SUPPLIED ENTRIES

────────────────────

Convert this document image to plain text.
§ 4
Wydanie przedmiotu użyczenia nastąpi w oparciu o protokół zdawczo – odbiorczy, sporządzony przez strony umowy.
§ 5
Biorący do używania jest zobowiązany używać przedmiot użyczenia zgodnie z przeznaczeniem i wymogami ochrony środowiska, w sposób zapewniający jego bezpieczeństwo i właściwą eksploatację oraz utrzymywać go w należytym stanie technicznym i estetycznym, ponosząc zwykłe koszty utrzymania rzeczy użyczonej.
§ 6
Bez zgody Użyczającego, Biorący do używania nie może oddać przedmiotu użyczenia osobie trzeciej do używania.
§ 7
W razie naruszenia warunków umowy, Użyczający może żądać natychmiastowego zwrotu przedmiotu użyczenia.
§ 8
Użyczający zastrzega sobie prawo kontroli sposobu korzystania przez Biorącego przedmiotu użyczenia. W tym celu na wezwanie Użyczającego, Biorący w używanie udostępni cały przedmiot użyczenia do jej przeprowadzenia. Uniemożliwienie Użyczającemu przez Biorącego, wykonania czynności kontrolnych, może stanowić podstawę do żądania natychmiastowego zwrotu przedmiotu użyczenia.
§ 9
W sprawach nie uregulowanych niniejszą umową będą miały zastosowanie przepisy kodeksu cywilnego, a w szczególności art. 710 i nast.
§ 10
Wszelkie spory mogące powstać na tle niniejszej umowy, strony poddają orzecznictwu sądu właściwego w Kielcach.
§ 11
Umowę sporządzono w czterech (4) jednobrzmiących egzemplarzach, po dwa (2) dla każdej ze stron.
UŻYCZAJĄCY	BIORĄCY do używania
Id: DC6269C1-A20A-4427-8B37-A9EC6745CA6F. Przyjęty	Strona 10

────────────────────

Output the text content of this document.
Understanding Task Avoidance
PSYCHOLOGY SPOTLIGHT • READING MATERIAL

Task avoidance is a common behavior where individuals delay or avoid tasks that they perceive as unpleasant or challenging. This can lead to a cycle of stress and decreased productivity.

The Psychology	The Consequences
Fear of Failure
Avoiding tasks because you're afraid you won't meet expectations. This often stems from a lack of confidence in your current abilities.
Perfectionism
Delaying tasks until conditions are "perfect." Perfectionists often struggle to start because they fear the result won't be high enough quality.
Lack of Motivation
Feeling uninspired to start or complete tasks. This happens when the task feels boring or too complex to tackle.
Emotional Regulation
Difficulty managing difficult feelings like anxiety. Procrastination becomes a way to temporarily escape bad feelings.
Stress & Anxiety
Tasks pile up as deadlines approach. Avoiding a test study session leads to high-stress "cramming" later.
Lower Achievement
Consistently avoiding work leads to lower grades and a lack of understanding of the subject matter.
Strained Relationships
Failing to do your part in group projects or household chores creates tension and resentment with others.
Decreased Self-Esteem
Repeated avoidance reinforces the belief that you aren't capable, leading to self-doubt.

────────────────────

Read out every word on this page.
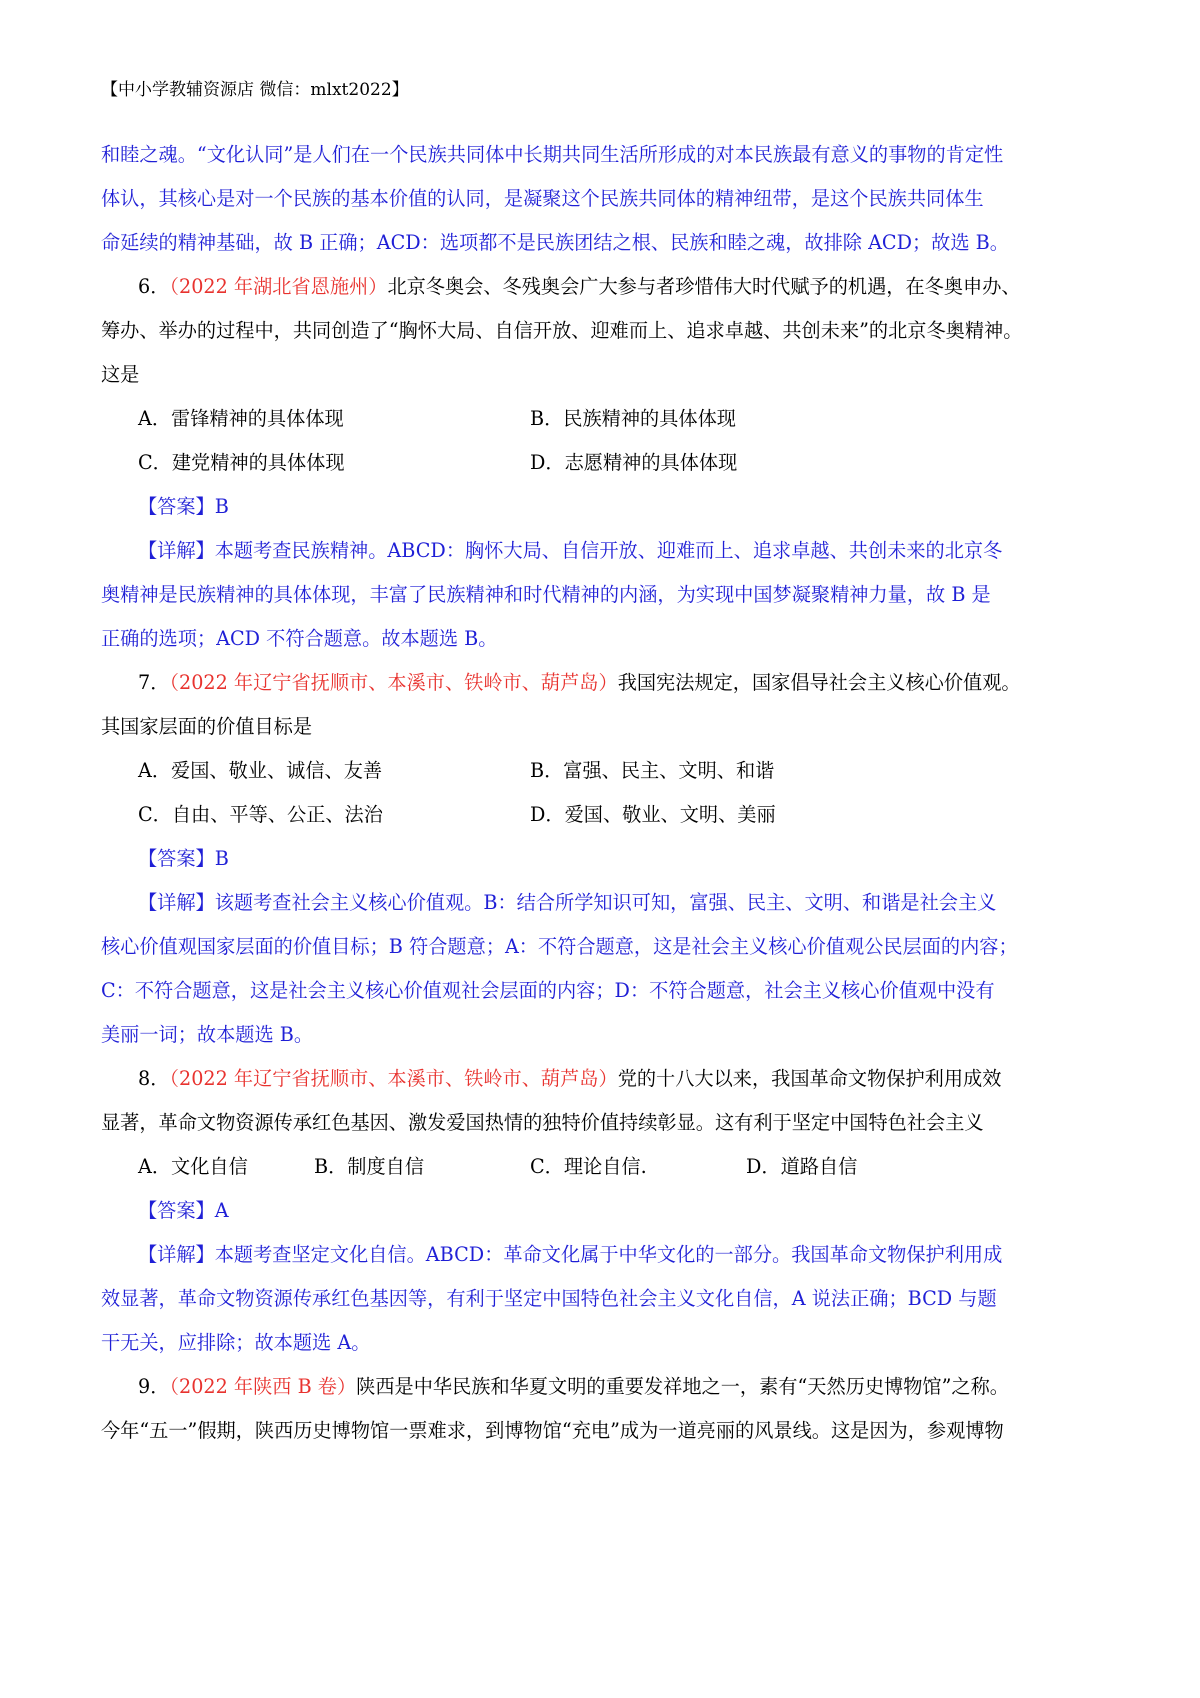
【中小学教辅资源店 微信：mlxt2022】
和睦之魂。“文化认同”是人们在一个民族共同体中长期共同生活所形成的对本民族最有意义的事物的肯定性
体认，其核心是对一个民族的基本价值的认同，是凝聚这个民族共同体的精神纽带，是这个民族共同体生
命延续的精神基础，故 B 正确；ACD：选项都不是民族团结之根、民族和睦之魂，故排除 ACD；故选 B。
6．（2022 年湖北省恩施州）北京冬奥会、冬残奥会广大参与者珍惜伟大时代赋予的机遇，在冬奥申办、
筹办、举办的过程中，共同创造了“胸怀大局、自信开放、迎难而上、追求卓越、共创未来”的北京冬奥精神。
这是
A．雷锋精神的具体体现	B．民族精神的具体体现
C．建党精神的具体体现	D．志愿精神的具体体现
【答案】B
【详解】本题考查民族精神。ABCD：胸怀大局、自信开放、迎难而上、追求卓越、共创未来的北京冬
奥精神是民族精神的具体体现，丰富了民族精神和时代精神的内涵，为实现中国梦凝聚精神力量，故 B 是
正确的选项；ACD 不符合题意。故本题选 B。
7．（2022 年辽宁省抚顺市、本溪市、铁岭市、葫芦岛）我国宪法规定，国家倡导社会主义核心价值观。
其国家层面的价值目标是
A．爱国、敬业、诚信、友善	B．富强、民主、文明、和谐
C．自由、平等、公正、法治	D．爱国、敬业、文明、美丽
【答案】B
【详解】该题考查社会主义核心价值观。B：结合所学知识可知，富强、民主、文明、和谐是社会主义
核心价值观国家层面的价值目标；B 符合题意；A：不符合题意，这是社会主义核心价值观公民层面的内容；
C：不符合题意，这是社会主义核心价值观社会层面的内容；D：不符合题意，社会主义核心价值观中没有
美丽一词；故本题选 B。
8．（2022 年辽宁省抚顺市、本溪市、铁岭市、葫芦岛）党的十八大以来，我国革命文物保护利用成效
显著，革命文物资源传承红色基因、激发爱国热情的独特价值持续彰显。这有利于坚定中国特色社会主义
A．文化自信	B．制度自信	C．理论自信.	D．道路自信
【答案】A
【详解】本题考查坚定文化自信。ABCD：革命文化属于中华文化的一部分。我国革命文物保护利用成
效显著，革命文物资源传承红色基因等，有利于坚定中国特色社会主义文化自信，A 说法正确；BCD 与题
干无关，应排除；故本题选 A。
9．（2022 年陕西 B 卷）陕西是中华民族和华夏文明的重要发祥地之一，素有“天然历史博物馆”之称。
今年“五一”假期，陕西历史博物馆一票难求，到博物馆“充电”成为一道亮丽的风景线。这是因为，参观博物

────────────────────

GIVEN TASK
Gather up the lines containing the word "追求卓越" from these records and copy them.

TASK RESPONSE
筹办、举办的过程中，共同创造了“胸怀大局、自信开放、迎难而上、追求卓越、共创未来”的北京冬奥精神。
【详解】本题考查民族精神。ABCD：胸怀大局、自信开放、迎难而上、追求卓越、共创未来的北京冬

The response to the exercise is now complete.